# [PROBLEM TO WORK ON]
Every line below that contains "Risk" is to be copied.

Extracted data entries

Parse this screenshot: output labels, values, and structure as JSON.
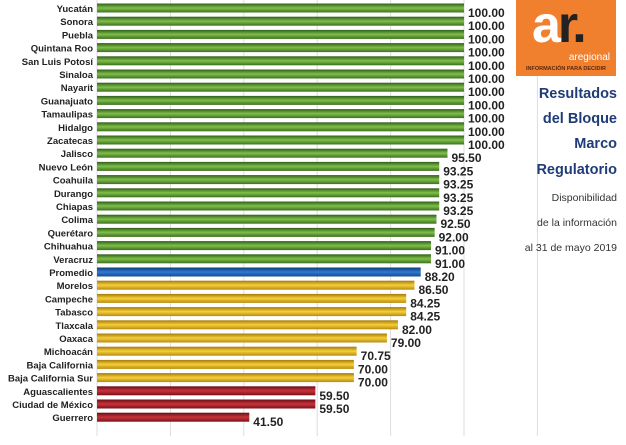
{
  "brand": {
    "logo_text": "ar.",
    "name": "aregional",
    "tagline": "INFORMACIÓN PARA DECIDIR"
  },
  "side": {
    "title_lines": [
      "Resultados",
      "del Bloque",
      "Marco",
      "Regulatorio"
    ],
    "subtitle_lines": [
      "Disponibilidad",
      "de la información",
      "al 31 de mayo 2019"
    ]
  },
  "colors": {
    "green": "#6aa63a",
    "blue": "#1f5fa8",
    "yellow": "#e6b21a",
    "red": "#a8202a"
  },
  "chart_data": {
    "type": "bar",
    "orientation": "horizontal",
    "xlim": [
      0,
      100
    ],
    "grid": true,
    "categories": [
      "Yucatán",
      "Sonora",
      "Puebla",
      "Quintana Roo",
      "San Luis Potosí",
      "Sinaloa",
      "Nayarit",
      "Guanajuato",
      "Tamaulipas",
      "Hidalgo",
      "Zacatecas",
      "Jalisco",
      "Nuevo León",
      "Coahuila",
      "Durango",
      "Chiapas",
      "Colima",
      "Querétaro",
      "Chihuahua",
      "Veracruz",
      "Promedio",
      "Morelos",
      "Campeche",
      "Tabasco",
      "Tlaxcala",
      "Oaxaca",
      "Michoacán",
      "Baja California",
      "Baja California Sur",
      "Aguascalientes",
      "Ciudad de México",
      "Guerrero"
    ],
    "values": [
      100,
      100,
      100,
      100,
      100,
      100,
      100,
      100,
      100,
      100,
      100,
      95.5,
      93.25,
      93.25,
      93.25,
      93.25,
      92.5,
      92,
      91,
      91,
      88.2,
      86.5,
      84.25,
      84.25,
      82,
      79,
      70.75,
      70,
      70,
      59.5,
      59.5,
      41.5
    ],
    "labels": [
      "100.00",
      "100.00",
      "100.00",
      "100.00",
      "100.00",
      "100.00",
      "100.00",
      "100.00",
      "100.00",
      "100.00",
      "100.00",
      "95.50",
      "93.25",
      "93.25",
      "93.25",
      "93.25",
      "92.50",
      "92.00",
      "91.00",
      "91.00",
      "88.20",
      "86.50",
      "84.25",
      "84.25",
      "82.00",
      "79.00",
      "70.75",
      "70.00",
      "70.00",
      "59.50",
      "59.50",
      "41.50"
    ],
    "color_groups": [
      "green",
      "green",
      "green",
      "green",
      "green",
      "green",
      "green",
      "green",
      "green",
      "green",
      "green",
      "green",
      "green",
      "green",
      "green",
      "green",
      "green",
      "green",
      "green",
      "green",
      "blue",
      "yellow",
      "yellow",
      "yellow",
      "yellow",
      "yellow",
      "yellow",
      "yellow",
      "yellow",
      "red",
      "red",
      "red"
    ]
  }
}
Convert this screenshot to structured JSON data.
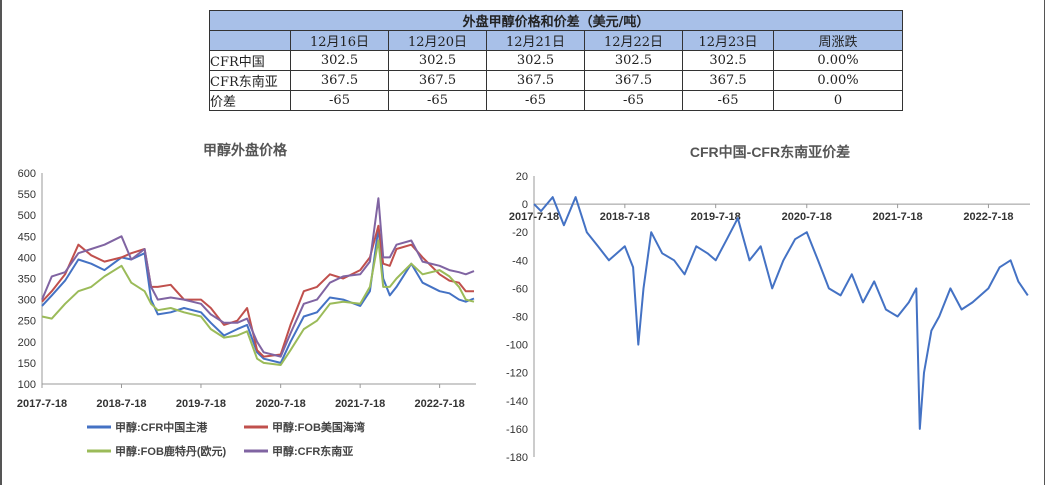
{
  "table": {
    "title": "外盘甲醇价格和价差（美元/吨）",
    "headers": [
      "",
      "12月16日",
      "12月20日",
      "12月21日",
      "12月22日",
      "12月23日",
      "周涨跌"
    ],
    "rows": [
      {
        "label": "CFR中国",
        "values": [
          "302.5",
          "302.5",
          "302.5",
          "302.5",
          "302.5",
          "0.00%"
        ]
      },
      {
        "label": "CFR东南亚",
        "values": [
          "367.5",
          "367.5",
          "367.5",
          "367.5",
          "367.5",
          "0.00%"
        ]
      },
      {
        "label": "价差",
        "values": [
          "-65",
          "-65",
          "-65",
          "-65",
          "-65",
          "0"
        ]
      }
    ]
  },
  "chart_data": [
    {
      "type": "line",
      "title": "甲醇外盘价格",
      "xlabel": "",
      "ylabel": "",
      "x_tick_labels": [
        "2017-7-18",
        "2018-7-18",
        "2019-7-18",
        "2020-7-18",
        "2021-7-18",
        "2022-7-18"
      ],
      "x_range": [
        "2017-7-18",
        "2023-1-1"
      ],
      "ylim": [
        100,
        600
      ],
      "y_ticks": [
        100,
        150,
        200,
        250,
        300,
        350,
        400,
        450,
        500,
        550,
        600
      ],
      "grid": false,
      "legend_position": "bottom",
      "series": [
        {
          "name": "甲醇:CFR中国主港",
          "color": "#4472c4",
          "x": [
            "2017-7-18",
            "2017-9-1",
            "2017-11-1",
            "2018-1-1",
            "2018-3-1",
            "2018-5-1",
            "2018-7-18",
            "2018-9-1",
            "2018-11-1",
            "2018-12-1",
            "2019-1-1",
            "2019-3-1",
            "2019-5-1",
            "2019-7-18",
            "2019-9-1",
            "2019-11-1",
            "2020-1-1",
            "2020-2-15",
            "2020-4-1",
            "2020-5-1",
            "2020-7-18",
            "2020-9-1",
            "2020-11-1",
            "2021-1-1",
            "2021-3-1",
            "2021-5-1",
            "2021-7-18",
            "2021-9-1",
            "2021-10-10",
            "2021-11-1",
            "2021-12-1",
            "2022-1-1",
            "2022-3-10",
            "2022-5-1",
            "2022-7-18",
            "2022-9-1",
            "2022-10-15",
            "2022-11-15",
            "2022-12-23"
          ],
          "y": [
            285,
            310,
            345,
            395,
            385,
            370,
            400,
            395,
            410,
            300,
            265,
            270,
            280,
            270,
            245,
            215,
            230,
            240,
            175,
            160,
            150,
            200,
            260,
            270,
            305,
            300,
            285,
            320,
            470,
            350,
            310,
            330,
            385,
            340,
            320,
            315,
            300,
            295,
            302.5
          ]
        },
        {
          "name": "甲醇:FOB美国海湾",
          "color": "#c0504d",
          "x": [
            "2017-7-18",
            "2017-9-1",
            "2017-11-1",
            "2018-1-1",
            "2018-3-1",
            "2018-5-1",
            "2018-7-18",
            "2018-9-1",
            "2018-11-1",
            "2018-12-1",
            "2019-1-1",
            "2019-3-1",
            "2019-5-1",
            "2019-7-18",
            "2019-9-1",
            "2019-11-1",
            "2020-1-1",
            "2020-2-15",
            "2020-4-1",
            "2020-5-1",
            "2020-7-18",
            "2020-9-1",
            "2020-11-1",
            "2021-1-1",
            "2021-3-1",
            "2021-5-1",
            "2021-7-18",
            "2021-9-1",
            "2021-10-10",
            "2021-11-1",
            "2021-12-1",
            "2022-1-1",
            "2022-3-10",
            "2022-5-1",
            "2022-7-18",
            "2022-9-1",
            "2022-10-15",
            "2022-11-15",
            "2022-12-23"
          ],
          "y": [
            295,
            320,
            360,
            430,
            405,
            390,
            400,
            410,
            420,
            330,
            330,
            335,
            300,
            300,
            280,
            240,
            250,
            280,
            180,
            165,
            170,
            240,
            320,
            330,
            360,
            350,
            370,
            400,
            475,
            385,
            380,
            420,
            430,
            400,
            360,
            345,
            340,
            320,
            320
          ]
        },
        {
          "name": "甲醇:FOB鹿特丹(欧元)",
          "color": "#9bbb59",
          "x": [
            "2017-7-18",
            "2017-9-1",
            "2017-11-1",
            "2018-1-1",
            "2018-3-1",
            "2018-5-1",
            "2018-7-18",
            "2018-9-1",
            "2018-11-1",
            "2018-12-1",
            "2019-1-1",
            "2019-3-1",
            "2019-5-1",
            "2019-7-18",
            "2019-9-1",
            "2019-11-1",
            "2020-1-1",
            "2020-2-15",
            "2020-4-1",
            "2020-5-1",
            "2020-7-18",
            "2020-9-1",
            "2020-11-1",
            "2021-1-1",
            "2021-3-1",
            "2021-5-1",
            "2021-7-18",
            "2021-9-1",
            "2021-10-10",
            "2021-11-1",
            "2021-12-1",
            "2022-1-1",
            "2022-3-10",
            "2022-5-1",
            "2022-7-18",
            "2022-9-1",
            "2022-10-15",
            "2022-11-15",
            "2022-12-23"
          ],
          "y": [
            260,
            255,
            290,
            320,
            330,
            355,
            380,
            340,
            320,
            290,
            275,
            280,
            270,
            260,
            230,
            210,
            215,
            225,
            160,
            150,
            145,
            180,
            230,
            250,
            290,
            295,
            290,
            330,
            440,
            330,
            330,
            350,
            385,
            360,
            370,
            355,
            330,
            300,
            295
          ]
        },
        {
          "name": "甲醇:CFR东南亚",
          "color": "#8064a2",
          "x": [
            "2017-7-18",
            "2017-9-1",
            "2017-11-1",
            "2018-1-1",
            "2018-3-1",
            "2018-5-1",
            "2018-7-18",
            "2018-9-1",
            "2018-11-1",
            "2018-12-1",
            "2019-1-1",
            "2019-3-1",
            "2019-5-1",
            "2019-7-18",
            "2019-9-1",
            "2019-11-1",
            "2020-1-1",
            "2020-2-15",
            "2020-4-1",
            "2020-5-1",
            "2020-7-18",
            "2020-9-1",
            "2020-11-1",
            "2021-1-1",
            "2021-3-1",
            "2021-5-1",
            "2021-7-18",
            "2021-9-1",
            "2021-10-10",
            "2021-11-1",
            "2021-12-1",
            "2022-1-1",
            "2022-3-10",
            "2022-5-1",
            "2022-7-18",
            "2022-9-1",
            "2022-10-15",
            "2022-11-15",
            "2022-12-23"
          ],
          "y": [
            300,
            355,
            365,
            410,
            420,
            430,
            450,
            395,
            420,
            330,
            300,
            305,
            300,
            290,
            265,
            245,
            245,
            255,
            200,
            175,
            165,
            220,
            290,
            300,
            340,
            355,
            360,
            390,
            540,
            400,
            400,
            430,
            440,
            390,
            380,
            370,
            365,
            360,
            367.5
          ]
        }
      ]
    },
    {
      "type": "line",
      "title": "CFR中国-CFR东南亚价差",
      "xlabel": "",
      "ylabel": "",
      "x_tick_labels": [
        "2017-7-18",
        "2018-7-18",
        "2019-7-18",
        "2020-7-18",
        "2021-7-18",
        "2022-7-18"
      ],
      "x_range": [
        "2017-7-18",
        "2023-1-1"
      ],
      "ylim": [
        -180,
        20
      ],
      "y_ticks": [
        20,
        0,
        -20,
        -40,
        -60,
        -80,
        -100,
        -120,
        -140,
        -160,
        -180
      ],
      "grid": false,
      "series": [
        {
          "color": "#4472c4",
          "x": [
            "2017-7-18",
            "2017-8-15",
            "2017-10-1",
            "2017-11-15",
            "2018-1-1",
            "2018-2-15",
            "2018-4-1",
            "2018-5-15",
            "2018-7-18",
            "2018-8-20",
            "2018-9-10",
            "2018-10-1",
            "2018-11-1",
            "2018-12-15",
            "2019-2-1",
            "2019-3-15",
            "2019-5-1",
            "2019-6-15",
            "2019-7-18",
            "2019-9-1",
            "2019-10-15",
            "2019-12-1",
            "2020-1-15",
            "2020-3-1",
            "2020-4-15",
            "2020-6-1",
            "2020-7-18",
            "2020-9-1",
            "2020-10-15",
            "2020-12-1",
            "2021-1-15",
            "2021-3-1",
            "2021-4-15",
            "2021-6-1",
            "2021-7-18",
            "2021-9-1",
            "2021-10-1",
            "2021-10-15",
            "2021-11-1",
            "2021-12-1",
            "2022-1-1",
            "2022-2-15",
            "2022-4-1",
            "2022-5-15",
            "2022-7-18",
            "2022-9-1",
            "2022-10-15",
            "2022-11-15",
            "2022-12-23"
          ],
          "y": [
            0,
            -5,
            5,
            -15,
            5,
            -20,
            -30,
            -40,
            -30,
            -45,
            -100,
            -60,
            -20,
            -35,
            -40,
            -50,
            -30,
            -35,
            -40,
            -25,
            -10,
            -40,
            -30,
            -60,
            -40,
            -25,
            -20,
            -40,
            -60,
            -65,
            -50,
            -70,
            -55,
            -75,
            -80,
            -70,
            -60,
            -160,
            -120,
            -90,
            -80,
            -60,
            -75,
            -70,
            -60,
            -45,
            -40,
            -55,
            -65
          ]
        }
      ]
    }
  ]
}
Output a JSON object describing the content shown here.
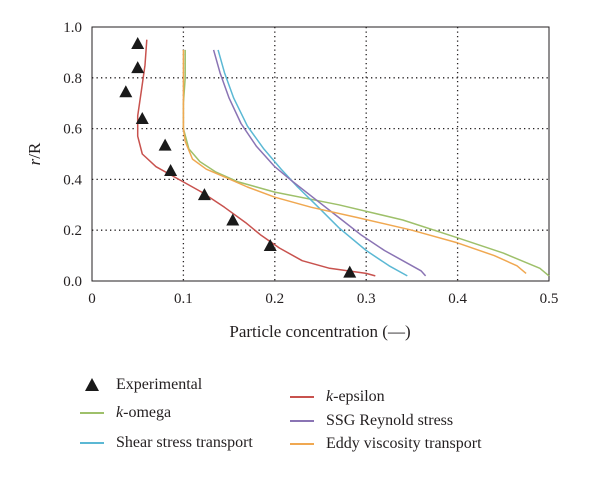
{
  "chart_data": {
    "type": "line",
    "title": "",
    "xlabel": "Particle concentration (—)",
    "ylabel_italic": "r",
    "ylabel_rest": "/R",
    "xlim": [
      0,
      0.5
    ],
    "ylim": [
      0,
      1.0
    ],
    "x_ticks": [
      "0",
      "0.1",
      "0.2",
      "0.3",
      "0.4",
      "0.5"
    ],
    "y_ticks": [
      "0.0",
      "0.2",
      "0.4",
      "0.6",
      "0.8",
      "1.0"
    ],
    "grid": "dotted",
    "legend_position": "bottom",
    "experimental": {
      "name": "Experimental",
      "x": [
        0.05,
        0.05,
        0.037,
        0.055,
        0.08,
        0.086,
        0.123,
        0.154,
        0.195,
        0.282
      ],
      "y": [
        0.935,
        0.84,
        0.745,
        0.64,
        0.535,
        0.435,
        0.34,
        0.24,
        0.14,
        0.035
      ]
    },
    "series": [
      {
        "name_italic": "k",
        "name_rest": "-omega",
        "color": "#9ec06a",
        "x": [
          0.102,
          0.102,
          0.1,
          0.1,
          0.106,
          0.118,
          0.135,
          0.16,
          0.2,
          0.27,
          0.34,
          0.4,
          0.45,
          0.49,
          0.5
        ],
        "y": [
          0.91,
          0.8,
          0.7,
          0.6,
          0.52,
          0.47,
          0.43,
          0.39,
          0.35,
          0.3,
          0.24,
          0.17,
          0.11,
          0.05,
          0.02
        ]
      },
      {
        "name_italic": "",
        "name_rest": "Shear stress transport",
        "color": "#5bb8d4",
        "x": [
          0.138,
          0.145,
          0.155,
          0.17,
          0.188,
          0.207,
          0.225,
          0.245,
          0.27,
          0.3,
          0.325,
          0.345
        ],
        "y": [
          0.91,
          0.82,
          0.72,
          0.61,
          0.52,
          0.44,
          0.37,
          0.3,
          0.21,
          0.12,
          0.06,
          0.02
        ]
      },
      {
        "name_italic": "k",
        "name_rest": "-epsilon",
        "color": "#c8524e",
        "x": [
          0.06,
          0.058,
          0.054,
          0.05,
          0.05,
          0.055,
          0.07,
          0.095,
          0.12,
          0.145,
          0.168,
          0.185,
          0.205,
          0.23,
          0.26,
          0.3,
          0.31
        ],
        "y": [
          0.95,
          0.85,
          0.75,
          0.65,
          0.57,
          0.5,
          0.45,
          0.4,
          0.35,
          0.29,
          0.23,
          0.18,
          0.13,
          0.08,
          0.05,
          0.03,
          0.02
        ]
      },
      {
        "name_italic": "",
        "name_rest": "SSG Reynold stress",
        "color": "#8a74b4",
        "x": [
          0.133,
          0.14,
          0.15,
          0.163,
          0.18,
          0.2,
          0.22,
          0.245,
          0.27,
          0.295,
          0.32,
          0.345,
          0.36,
          0.365
        ],
        "y": [
          0.91,
          0.82,
          0.72,
          0.62,
          0.53,
          0.45,
          0.39,
          0.32,
          0.25,
          0.18,
          0.12,
          0.07,
          0.04,
          0.02
        ]
      },
      {
        "name_italic": "",
        "name_rest": "Eddy viscosity transport",
        "color": "#f0a851",
        "x": [
          0.1,
          0.1,
          0.1,
          0.1,
          0.1,
          0.102,
          0.11,
          0.125,
          0.145,
          0.17,
          0.2,
          0.24,
          0.29,
          0.35,
          0.4,
          0.44,
          0.465,
          0.475
        ],
        "y": [
          0.91,
          0.86,
          0.8,
          0.7,
          0.6,
          0.55,
          0.48,
          0.44,
          0.41,
          0.37,
          0.33,
          0.29,
          0.25,
          0.2,
          0.15,
          0.1,
          0.06,
          0.03
        ]
      }
    ]
  }
}
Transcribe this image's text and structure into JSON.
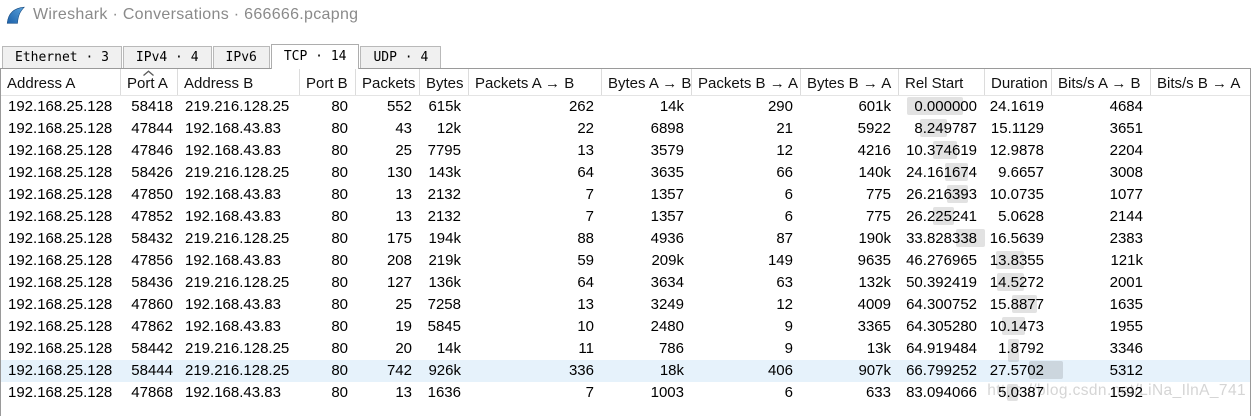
{
  "window": {
    "title": "Wireshark · Conversations · 666666.pcapng",
    "icon": "wireshark-shark-fin"
  },
  "tabs": [
    {
      "id": "ethernet",
      "label": "Ethernet · 3",
      "active": false
    },
    {
      "id": "ipv4",
      "label": "IPv4 · 4",
      "active": false
    },
    {
      "id": "ipv6",
      "label": "IPv6",
      "active": false
    },
    {
      "id": "tcp",
      "label": "TCP · 14",
      "active": true
    },
    {
      "id": "udp",
      "label": "UDP · 4",
      "active": false
    }
  ],
  "table": {
    "columns": [
      "Address A",
      "Port A",
      "Address B",
      "Port B",
      "Packets",
      "Bytes",
      "Packets A → B",
      "Bytes A → B",
      "Packets B → A",
      "Bytes B → A",
      "Rel Start",
      "Duration",
      "Bits/s A → B",
      "Bits/s B → A"
    ],
    "sort": {
      "direction": "ascending"
    },
    "rows": [
      {
        "highlighted": false,
        "cells": [
          "192.168.25.128",
          "58418",
          "219.216.128.25",
          "80",
          "552",
          "615k",
          "262",
          "14k",
          "290",
          "601k",
          "0.000000",
          "24.1619",
          "4684",
          ""
        ]
      },
      {
        "highlighted": false,
        "cells": [
          "192.168.25.128",
          "47844",
          "192.168.43.83",
          "80",
          "43",
          "12k",
          "22",
          "6898",
          "21",
          "5922",
          "8.249787",
          "15.1129",
          "3651",
          ""
        ]
      },
      {
        "highlighted": false,
        "cells": [
          "192.168.25.128",
          "47846",
          "192.168.43.83",
          "80",
          "25",
          "7795",
          "13",
          "3579",
          "12",
          "4216",
          "10.374619",
          "12.9878",
          "2204",
          ""
        ]
      },
      {
        "highlighted": false,
        "cells": [
          "192.168.25.128",
          "58426",
          "219.216.128.25",
          "80",
          "130",
          "143k",
          "64",
          "3635",
          "66",
          "140k",
          "24.161674",
          "9.6657",
          "3008",
          ""
        ]
      },
      {
        "highlighted": false,
        "cells": [
          "192.168.25.128",
          "47850",
          "192.168.43.83",
          "80",
          "13",
          "2132",
          "7",
          "1357",
          "6",
          "775",
          "26.216393",
          "10.0735",
          "1077",
          ""
        ]
      },
      {
        "highlighted": false,
        "cells": [
          "192.168.25.128",
          "47852",
          "192.168.43.83",
          "80",
          "13",
          "2132",
          "7",
          "1357",
          "6",
          "775",
          "26.225241",
          "5.0628",
          "2144",
          ""
        ]
      },
      {
        "highlighted": false,
        "cells": [
          "192.168.25.128",
          "58432",
          "219.216.128.25",
          "80",
          "175",
          "194k",
          "88",
          "4936",
          "87",
          "190k",
          "33.828338",
          "16.5639",
          "2383",
          ""
        ]
      },
      {
        "highlighted": false,
        "cells": [
          "192.168.25.128",
          "47856",
          "192.168.43.83",
          "80",
          "208",
          "219k",
          "59",
          "209k",
          "149",
          "9635",
          "46.276965",
          "13.8355",
          "121k",
          ""
        ]
      },
      {
        "highlighted": false,
        "cells": [
          "192.168.25.128",
          "58436",
          "219.216.128.25",
          "80",
          "127",
          "136k",
          "64",
          "3634",
          "63",
          "132k",
          "50.392419",
          "14.5272",
          "2001",
          ""
        ]
      },
      {
        "highlighted": false,
        "cells": [
          "192.168.25.128",
          "47860",
          "192.168.43.83",
          "80",
          "25",
          "7258",
          "13",
          "3249",
          "12",
          "4009",
          "64.300752",
          "15.8877",
          "1635",
          ""
        ]
      },
      {
        "highlighted": false,
        "cells": [
          "192.168.25.128",
          "47862",
          "192.168.43.83",
          "80",
          "19",
          "5845",
          "10",
          "2480",
          "9",
          "3365",
          "64.305280",
          "10.1473",
          "1955",
          ""
        ]
      },
      {
        "highlighted": false,
        "cells": [
          "192.168.25.128",
          "58442",
          "219.216.128.25",
          "80",
          "20",
          "14k",
          "11",
          "786",
          "9",
          "13k",
          "64.919484",
          "1.8792",
          "3346",
          ""
        ]
      },
      {
        "highlighted": true,
        "cells": [
          "192.168.25.128",
          "58444",
          "219.216.128.25",
          "80",
          "742",
          "926k",
          "336",
          "18k",
          "406",
          "907k",
          "66.799252",
          "27.5702",
          "5312",
          ""
        ]
      },
      {
        "highlighted": false,
        "cells": [
          "192.168.25.128",
          "47868",
          "192.168.43.83",
          "80",
          "13",
          "1636",
          "7",
          "1003",
          "6",
          "633",
          "83.094066",
          "5.0387",
          "1592",
          ""
        ]
      }
    ]
  },
  "watermark": "https://blog.csdn.net/LiNa_IlnA_741",
  "colors": {
    "title_text": "#8a8a8a",
    "tab_inactive_bg": "#f0f0f0",
    "tab_active_bg": "#ffffff",
    "row_highlight": "#e6f2fb",
    "logo_blue_dark": "#1b5fa8",
    "logo_blue_light": "#5aa3dc",
    "watermark_gray": "#d5d5d5"
  }
}
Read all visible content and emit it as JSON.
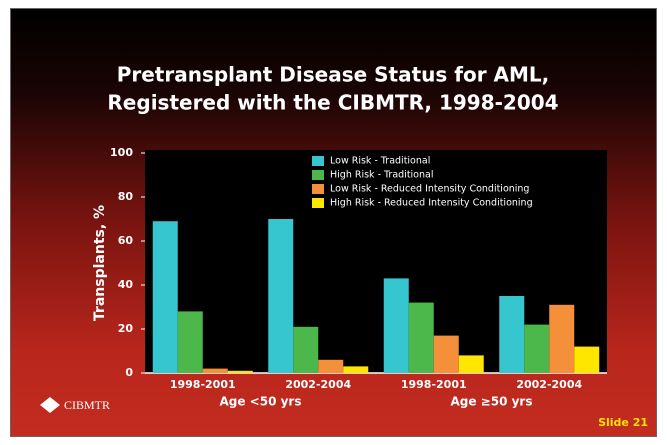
{
  "chart_data": {
    "type": "bar",
    "title": [
      "Pretransplant Disease Status for AML,",
      "Registered with the CIBMTR, 1998-2004"
    ],
    "y_label": "Transplants, %",
    "categories": [
      "1998-2001",
      "2002-2004",
      "1998-2001",
      "2002-2004"
    ],
    "category_groups": [
      "Age <50 yrs",
      "Age ≥50 yrs"
    ],
    "series": [
      {
        "name": "Low Risk - Traditional",
        "color": "#35c6d0",
        "values": [
          69,
          70,
          43,
          35
        ]
      },
      {
        "name": "High Risk - Traditional",
        "color": "#4cb84c",
        "values": [
          28,
          21,
          32,
          22
        ]
      },
      {
        "name": "Low Risk - Reduced Intensity Conditioning",
        "color": "#f4903a",
        "values": [
          2,
          6,
          17,
          31
        ]
      },
      {
        "name": "High Risk - Reduced Intensity Conditioning",
        "color": "#ffe600",
        "values": [
          1,
          3,
          8,
          12
        ]
      }
    ],
    "ylim": [
      0,
      100
    ],
    "yticks": [
      0,
      20,
      40,
      60,
      80,
      100
    ],
    "legend": "upper right"
  },
  "logo": "CIBMTR",
  "slide_label": "Slide 21"
}
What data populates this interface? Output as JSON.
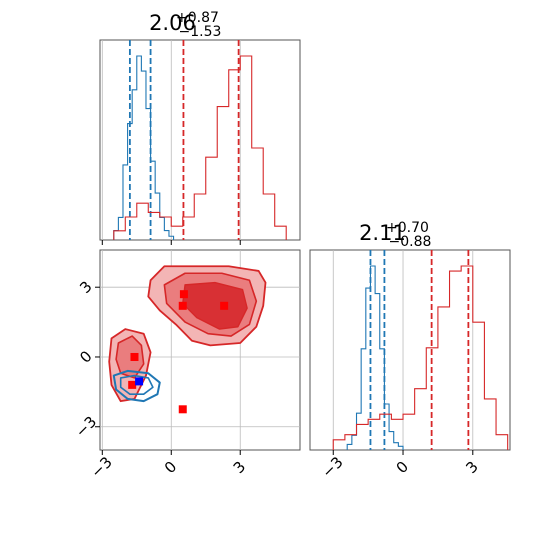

# [IN RESPONSE]
        "name": "Low Risk - Traditional",
        "name": "High Risk - Traditional",
        "name": "Low Risk - Reduced Intensity Conditioning",
        "name": "High Risk - Reduced Intensity Conditioning",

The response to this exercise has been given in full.